:: AIM ::
State whether each statement agrees with the crank seal thread below. For each, answer yes or no and quote the deciding words. 1. The saw ran well for about twenty minutes before it died. 2. After the carburetor was rebuilt, the saw stopped flooding entirely. 3. Nixon suggests that bad case seals would cause flooding.

:: SOURCE PASSAGE ::
※ ※ ※
# crank seal replacement....how much?



## steeltowninwv (Aug 6, 2012)

how much is the stihl shop gonna charge me to replace crank seals in my 460?


----------



## Danno77 (Aug 6, 2012)

ouch. I'm interested in hearing this if someone knows. you sure it didn't lean you out and ruin your P&C, too?


----------



## steeltowninwv (Aug 6, 2012)

maybe guys here can help me decide to replace em or not?....saw was flooding out on me after runnign it for 20 minutes or so...it was running perfect for those 20 minutes then would die...then hard to start due to flooding....i had the carb rebuilt...its alot better doesnt die on me, but does seem to flood on restart sometimes .......i was thinking crank seals.....any ideas?


----------



## Nixon (Aug 6, 2012)

Steel town , I'd think that bad case seals would fry your saw , not cause flooding . Could be wrong though .
※ ※ ※
:: GIVEN DATA ::
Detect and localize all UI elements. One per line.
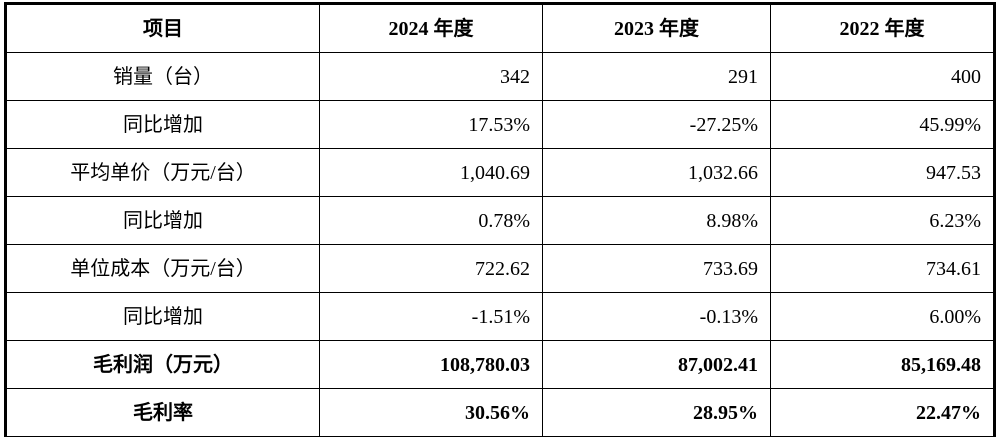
※ ※ ※
:: COMPLETE RESPONSE ::
1. Yes: "it was running perfect for those 20 minutes then would die"
2. No: "but does seem to flood on restart sometimes"
3. No: "I'd think that bad case seals would fry your saw , not cause flooding"